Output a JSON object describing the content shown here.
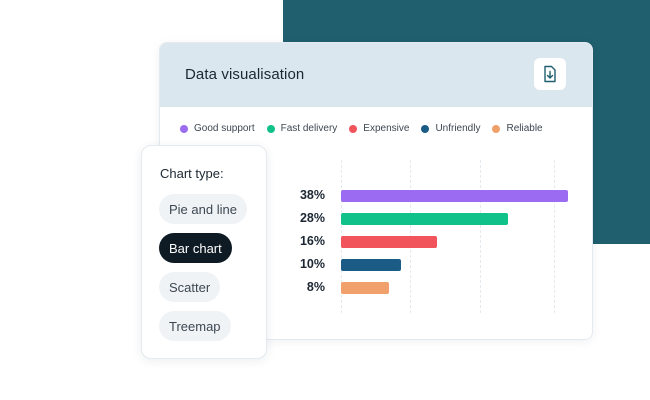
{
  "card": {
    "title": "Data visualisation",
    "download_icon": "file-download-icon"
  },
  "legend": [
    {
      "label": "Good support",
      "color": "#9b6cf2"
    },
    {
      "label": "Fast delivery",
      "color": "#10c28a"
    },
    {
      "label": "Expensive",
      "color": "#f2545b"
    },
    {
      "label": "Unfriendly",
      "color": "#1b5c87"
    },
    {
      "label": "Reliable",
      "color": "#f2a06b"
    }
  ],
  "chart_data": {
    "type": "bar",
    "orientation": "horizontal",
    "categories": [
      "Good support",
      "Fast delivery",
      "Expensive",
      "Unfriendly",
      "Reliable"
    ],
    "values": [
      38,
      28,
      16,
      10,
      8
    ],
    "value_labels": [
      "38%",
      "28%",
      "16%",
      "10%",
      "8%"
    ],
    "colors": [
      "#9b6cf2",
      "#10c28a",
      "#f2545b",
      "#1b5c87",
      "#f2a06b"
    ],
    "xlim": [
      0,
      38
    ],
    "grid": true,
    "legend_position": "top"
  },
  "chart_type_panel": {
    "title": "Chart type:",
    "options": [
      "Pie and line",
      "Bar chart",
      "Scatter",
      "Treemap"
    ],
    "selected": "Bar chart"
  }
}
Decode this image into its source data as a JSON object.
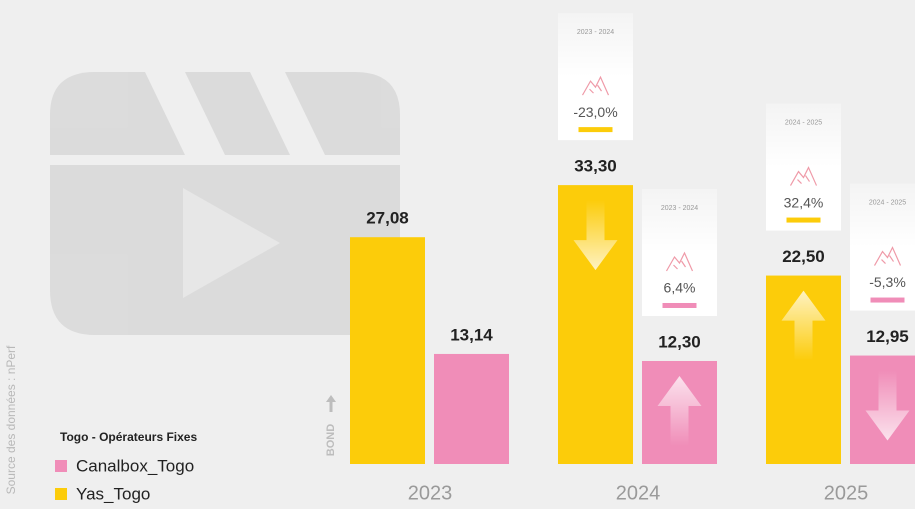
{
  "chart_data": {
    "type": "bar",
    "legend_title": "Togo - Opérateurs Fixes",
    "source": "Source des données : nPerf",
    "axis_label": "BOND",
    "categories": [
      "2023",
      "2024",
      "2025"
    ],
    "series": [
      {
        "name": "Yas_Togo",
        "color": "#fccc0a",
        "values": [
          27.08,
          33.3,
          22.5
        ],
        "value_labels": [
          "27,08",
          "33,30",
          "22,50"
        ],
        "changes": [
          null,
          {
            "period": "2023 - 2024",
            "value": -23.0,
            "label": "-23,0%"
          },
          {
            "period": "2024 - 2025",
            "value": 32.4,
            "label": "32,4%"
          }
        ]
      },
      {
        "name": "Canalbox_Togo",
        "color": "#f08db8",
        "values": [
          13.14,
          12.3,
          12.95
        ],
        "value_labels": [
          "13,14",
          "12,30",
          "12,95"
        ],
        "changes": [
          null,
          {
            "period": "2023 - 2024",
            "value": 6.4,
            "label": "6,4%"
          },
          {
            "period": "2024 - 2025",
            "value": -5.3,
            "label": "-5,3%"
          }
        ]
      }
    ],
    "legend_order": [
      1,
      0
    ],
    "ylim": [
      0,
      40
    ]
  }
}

...

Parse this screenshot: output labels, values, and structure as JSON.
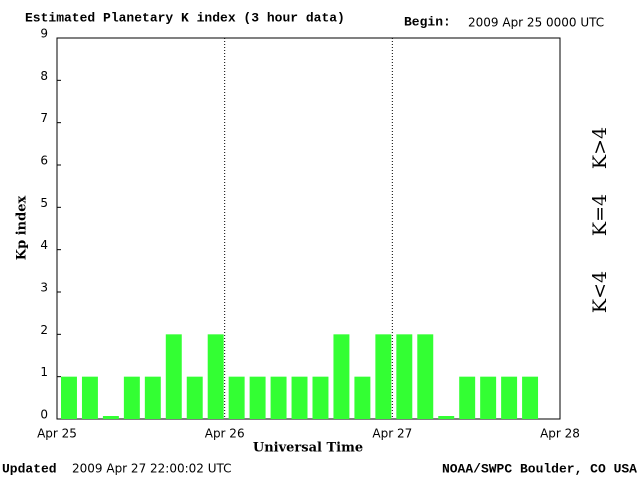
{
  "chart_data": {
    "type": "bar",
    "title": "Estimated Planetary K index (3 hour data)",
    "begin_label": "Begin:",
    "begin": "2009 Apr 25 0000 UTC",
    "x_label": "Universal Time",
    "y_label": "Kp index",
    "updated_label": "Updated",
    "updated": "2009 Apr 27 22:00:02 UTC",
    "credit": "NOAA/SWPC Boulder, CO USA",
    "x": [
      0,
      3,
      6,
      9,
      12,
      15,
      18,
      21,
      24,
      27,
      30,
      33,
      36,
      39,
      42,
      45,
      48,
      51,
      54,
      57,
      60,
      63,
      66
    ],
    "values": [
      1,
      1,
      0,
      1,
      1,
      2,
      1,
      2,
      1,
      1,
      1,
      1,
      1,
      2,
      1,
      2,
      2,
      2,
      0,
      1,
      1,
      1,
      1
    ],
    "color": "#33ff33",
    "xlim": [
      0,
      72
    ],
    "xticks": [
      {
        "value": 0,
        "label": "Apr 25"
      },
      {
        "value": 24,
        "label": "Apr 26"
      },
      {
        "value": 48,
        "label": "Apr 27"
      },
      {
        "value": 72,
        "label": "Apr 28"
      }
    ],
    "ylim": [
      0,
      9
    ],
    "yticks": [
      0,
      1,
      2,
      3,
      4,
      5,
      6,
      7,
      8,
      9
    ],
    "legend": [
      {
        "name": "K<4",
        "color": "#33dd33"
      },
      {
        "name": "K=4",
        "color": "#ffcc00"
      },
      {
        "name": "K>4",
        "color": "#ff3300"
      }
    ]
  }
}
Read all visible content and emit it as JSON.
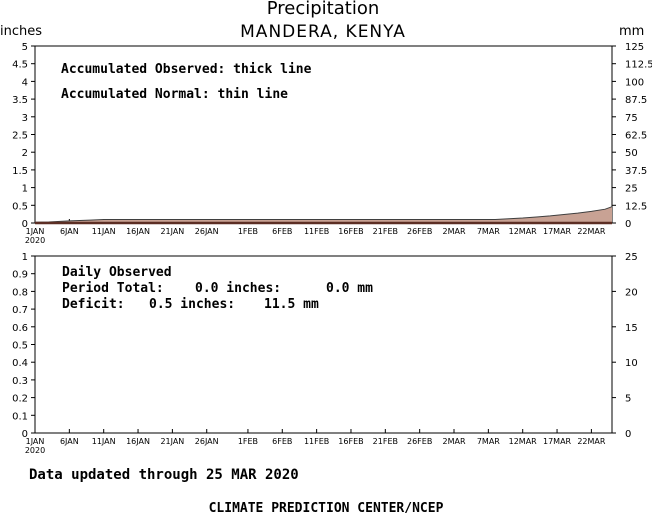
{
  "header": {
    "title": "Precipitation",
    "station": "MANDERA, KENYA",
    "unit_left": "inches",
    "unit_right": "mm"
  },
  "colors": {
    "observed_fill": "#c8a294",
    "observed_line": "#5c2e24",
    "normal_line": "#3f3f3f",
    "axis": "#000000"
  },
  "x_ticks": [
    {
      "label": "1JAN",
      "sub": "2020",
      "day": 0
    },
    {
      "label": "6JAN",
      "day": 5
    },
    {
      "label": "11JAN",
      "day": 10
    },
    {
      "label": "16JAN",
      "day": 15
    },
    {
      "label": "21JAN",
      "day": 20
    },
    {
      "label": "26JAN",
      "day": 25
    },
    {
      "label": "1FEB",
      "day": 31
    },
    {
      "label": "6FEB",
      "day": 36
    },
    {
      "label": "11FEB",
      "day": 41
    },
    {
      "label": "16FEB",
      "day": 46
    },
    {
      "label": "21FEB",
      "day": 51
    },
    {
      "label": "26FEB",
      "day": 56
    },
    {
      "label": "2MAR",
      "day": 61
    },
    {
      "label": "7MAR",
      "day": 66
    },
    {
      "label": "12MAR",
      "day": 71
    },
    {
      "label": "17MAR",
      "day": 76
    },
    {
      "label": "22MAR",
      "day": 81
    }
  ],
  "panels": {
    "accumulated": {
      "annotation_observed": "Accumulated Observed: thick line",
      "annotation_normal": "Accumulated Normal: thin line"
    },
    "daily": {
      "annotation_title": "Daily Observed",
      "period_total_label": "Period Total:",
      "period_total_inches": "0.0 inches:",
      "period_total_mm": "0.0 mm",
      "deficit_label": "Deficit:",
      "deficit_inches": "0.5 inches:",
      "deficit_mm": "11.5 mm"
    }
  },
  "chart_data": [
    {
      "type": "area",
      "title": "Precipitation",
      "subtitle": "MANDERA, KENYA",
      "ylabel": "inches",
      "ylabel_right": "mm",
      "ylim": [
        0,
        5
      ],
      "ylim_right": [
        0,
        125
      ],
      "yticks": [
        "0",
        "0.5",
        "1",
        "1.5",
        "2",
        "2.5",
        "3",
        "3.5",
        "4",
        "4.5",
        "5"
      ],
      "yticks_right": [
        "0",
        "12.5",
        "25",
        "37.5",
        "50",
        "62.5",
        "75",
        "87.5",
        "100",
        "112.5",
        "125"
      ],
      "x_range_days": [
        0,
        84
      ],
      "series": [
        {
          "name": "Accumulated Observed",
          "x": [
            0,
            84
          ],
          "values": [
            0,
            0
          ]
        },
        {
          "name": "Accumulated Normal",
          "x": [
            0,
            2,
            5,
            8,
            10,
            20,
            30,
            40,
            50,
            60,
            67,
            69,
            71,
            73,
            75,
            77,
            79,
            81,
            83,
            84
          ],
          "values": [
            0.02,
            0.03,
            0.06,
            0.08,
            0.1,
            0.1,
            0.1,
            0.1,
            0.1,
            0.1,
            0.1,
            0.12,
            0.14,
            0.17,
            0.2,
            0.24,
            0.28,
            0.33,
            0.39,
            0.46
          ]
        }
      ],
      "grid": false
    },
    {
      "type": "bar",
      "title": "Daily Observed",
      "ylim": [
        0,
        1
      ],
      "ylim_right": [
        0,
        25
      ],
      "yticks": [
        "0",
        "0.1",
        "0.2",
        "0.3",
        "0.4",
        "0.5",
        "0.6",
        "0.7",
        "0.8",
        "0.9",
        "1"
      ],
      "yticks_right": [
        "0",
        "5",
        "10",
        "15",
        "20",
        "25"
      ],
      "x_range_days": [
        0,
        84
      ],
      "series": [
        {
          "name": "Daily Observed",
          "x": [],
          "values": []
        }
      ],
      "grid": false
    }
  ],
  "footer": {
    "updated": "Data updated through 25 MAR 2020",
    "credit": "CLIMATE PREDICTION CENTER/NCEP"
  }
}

* Task objective *
Pull out each line of the listing that holds the string "index".

* Full output *
    "title": "Estimated Planetary K index (3 hour data)",
    "y_label": "Kp index",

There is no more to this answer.